PROBLEM DESCRIPTION – Check each line for the word "that" and report how many have it. Give nothing else.

DATA SUPPLIED –
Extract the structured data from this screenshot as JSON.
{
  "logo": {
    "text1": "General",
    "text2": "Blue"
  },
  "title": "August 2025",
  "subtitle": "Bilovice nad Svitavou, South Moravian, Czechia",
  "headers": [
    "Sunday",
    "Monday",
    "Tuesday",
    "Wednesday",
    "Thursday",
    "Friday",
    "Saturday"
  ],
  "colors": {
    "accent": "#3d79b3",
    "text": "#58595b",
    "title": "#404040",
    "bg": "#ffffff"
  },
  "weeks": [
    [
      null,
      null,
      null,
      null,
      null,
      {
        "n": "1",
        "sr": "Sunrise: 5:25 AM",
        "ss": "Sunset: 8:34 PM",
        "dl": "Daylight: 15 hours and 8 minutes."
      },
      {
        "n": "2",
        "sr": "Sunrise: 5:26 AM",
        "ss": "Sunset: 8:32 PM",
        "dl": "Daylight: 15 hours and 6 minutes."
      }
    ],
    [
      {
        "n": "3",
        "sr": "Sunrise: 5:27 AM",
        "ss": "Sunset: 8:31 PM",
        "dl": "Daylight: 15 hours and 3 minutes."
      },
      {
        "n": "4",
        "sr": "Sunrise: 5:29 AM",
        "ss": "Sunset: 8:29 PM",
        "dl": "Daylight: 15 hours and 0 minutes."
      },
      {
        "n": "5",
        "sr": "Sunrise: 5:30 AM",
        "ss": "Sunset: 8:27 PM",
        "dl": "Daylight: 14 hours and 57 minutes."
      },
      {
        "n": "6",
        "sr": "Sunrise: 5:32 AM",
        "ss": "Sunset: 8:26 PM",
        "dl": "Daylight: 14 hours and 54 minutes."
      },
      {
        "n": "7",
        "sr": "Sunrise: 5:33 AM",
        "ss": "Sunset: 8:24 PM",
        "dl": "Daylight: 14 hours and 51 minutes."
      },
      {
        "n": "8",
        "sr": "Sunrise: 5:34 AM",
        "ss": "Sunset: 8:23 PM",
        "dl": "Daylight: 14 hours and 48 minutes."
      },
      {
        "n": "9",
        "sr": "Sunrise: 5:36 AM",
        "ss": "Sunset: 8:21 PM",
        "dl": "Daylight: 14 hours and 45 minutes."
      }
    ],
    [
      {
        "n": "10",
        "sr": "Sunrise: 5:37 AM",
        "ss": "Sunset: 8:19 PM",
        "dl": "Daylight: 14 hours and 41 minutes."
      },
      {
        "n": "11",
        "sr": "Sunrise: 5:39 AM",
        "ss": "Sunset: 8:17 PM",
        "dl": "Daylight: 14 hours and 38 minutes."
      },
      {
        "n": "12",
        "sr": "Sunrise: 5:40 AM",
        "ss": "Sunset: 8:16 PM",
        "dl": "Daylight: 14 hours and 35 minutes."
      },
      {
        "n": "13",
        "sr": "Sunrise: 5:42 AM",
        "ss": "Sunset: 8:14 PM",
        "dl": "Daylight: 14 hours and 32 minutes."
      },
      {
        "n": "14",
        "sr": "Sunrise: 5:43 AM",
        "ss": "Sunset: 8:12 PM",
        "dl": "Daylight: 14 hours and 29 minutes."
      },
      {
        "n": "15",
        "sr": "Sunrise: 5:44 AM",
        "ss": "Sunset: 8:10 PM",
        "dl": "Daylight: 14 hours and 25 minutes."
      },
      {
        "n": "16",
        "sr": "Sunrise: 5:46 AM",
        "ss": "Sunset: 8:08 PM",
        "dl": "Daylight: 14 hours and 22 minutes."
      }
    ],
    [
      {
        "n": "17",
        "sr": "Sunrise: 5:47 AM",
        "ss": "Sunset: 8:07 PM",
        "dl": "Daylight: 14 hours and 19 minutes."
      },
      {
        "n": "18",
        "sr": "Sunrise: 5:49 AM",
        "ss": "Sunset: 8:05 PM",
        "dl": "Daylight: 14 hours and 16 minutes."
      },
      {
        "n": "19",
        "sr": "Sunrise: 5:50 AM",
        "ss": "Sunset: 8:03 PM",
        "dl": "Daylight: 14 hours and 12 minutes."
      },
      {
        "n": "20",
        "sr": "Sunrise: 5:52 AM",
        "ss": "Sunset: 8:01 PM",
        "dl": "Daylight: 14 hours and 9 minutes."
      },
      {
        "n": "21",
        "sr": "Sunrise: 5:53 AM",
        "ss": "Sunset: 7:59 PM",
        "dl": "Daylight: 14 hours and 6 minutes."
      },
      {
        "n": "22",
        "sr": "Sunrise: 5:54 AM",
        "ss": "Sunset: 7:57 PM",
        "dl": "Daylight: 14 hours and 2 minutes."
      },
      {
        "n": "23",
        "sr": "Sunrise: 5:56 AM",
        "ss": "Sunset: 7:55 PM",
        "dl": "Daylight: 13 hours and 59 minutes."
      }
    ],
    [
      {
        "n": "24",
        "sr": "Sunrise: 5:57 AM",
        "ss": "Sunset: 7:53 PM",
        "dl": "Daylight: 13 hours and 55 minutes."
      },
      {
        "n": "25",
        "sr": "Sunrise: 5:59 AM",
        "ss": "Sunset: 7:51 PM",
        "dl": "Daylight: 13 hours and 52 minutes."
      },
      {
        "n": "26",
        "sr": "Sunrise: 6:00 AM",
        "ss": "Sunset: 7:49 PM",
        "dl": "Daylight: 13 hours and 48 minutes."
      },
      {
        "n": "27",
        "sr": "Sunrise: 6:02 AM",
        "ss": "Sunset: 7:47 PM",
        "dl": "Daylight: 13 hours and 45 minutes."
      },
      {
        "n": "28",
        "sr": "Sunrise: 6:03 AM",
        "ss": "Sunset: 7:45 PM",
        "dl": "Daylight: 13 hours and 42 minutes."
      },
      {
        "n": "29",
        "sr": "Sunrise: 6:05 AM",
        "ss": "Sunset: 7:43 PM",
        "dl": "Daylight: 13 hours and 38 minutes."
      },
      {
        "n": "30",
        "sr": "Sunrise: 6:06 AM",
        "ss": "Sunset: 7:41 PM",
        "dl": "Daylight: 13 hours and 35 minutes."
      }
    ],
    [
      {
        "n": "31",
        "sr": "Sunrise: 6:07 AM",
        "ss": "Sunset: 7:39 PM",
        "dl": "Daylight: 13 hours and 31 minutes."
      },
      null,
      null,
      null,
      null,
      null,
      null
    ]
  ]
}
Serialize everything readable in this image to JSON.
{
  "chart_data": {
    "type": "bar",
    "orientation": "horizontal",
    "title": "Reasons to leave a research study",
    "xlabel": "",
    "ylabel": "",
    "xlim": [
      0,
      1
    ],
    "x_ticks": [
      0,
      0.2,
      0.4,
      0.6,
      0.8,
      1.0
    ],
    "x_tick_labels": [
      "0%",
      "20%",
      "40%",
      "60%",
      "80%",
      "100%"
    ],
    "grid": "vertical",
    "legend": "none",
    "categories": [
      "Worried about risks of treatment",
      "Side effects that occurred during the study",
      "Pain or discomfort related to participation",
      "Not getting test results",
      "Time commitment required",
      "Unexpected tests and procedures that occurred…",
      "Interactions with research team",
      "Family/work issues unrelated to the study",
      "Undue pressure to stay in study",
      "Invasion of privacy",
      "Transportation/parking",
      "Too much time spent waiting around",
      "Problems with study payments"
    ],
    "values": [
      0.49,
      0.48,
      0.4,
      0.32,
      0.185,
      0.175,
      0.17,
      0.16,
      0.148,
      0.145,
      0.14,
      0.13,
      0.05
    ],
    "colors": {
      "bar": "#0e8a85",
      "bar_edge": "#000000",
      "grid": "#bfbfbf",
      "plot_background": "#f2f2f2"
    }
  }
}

FULL ANSWER – 2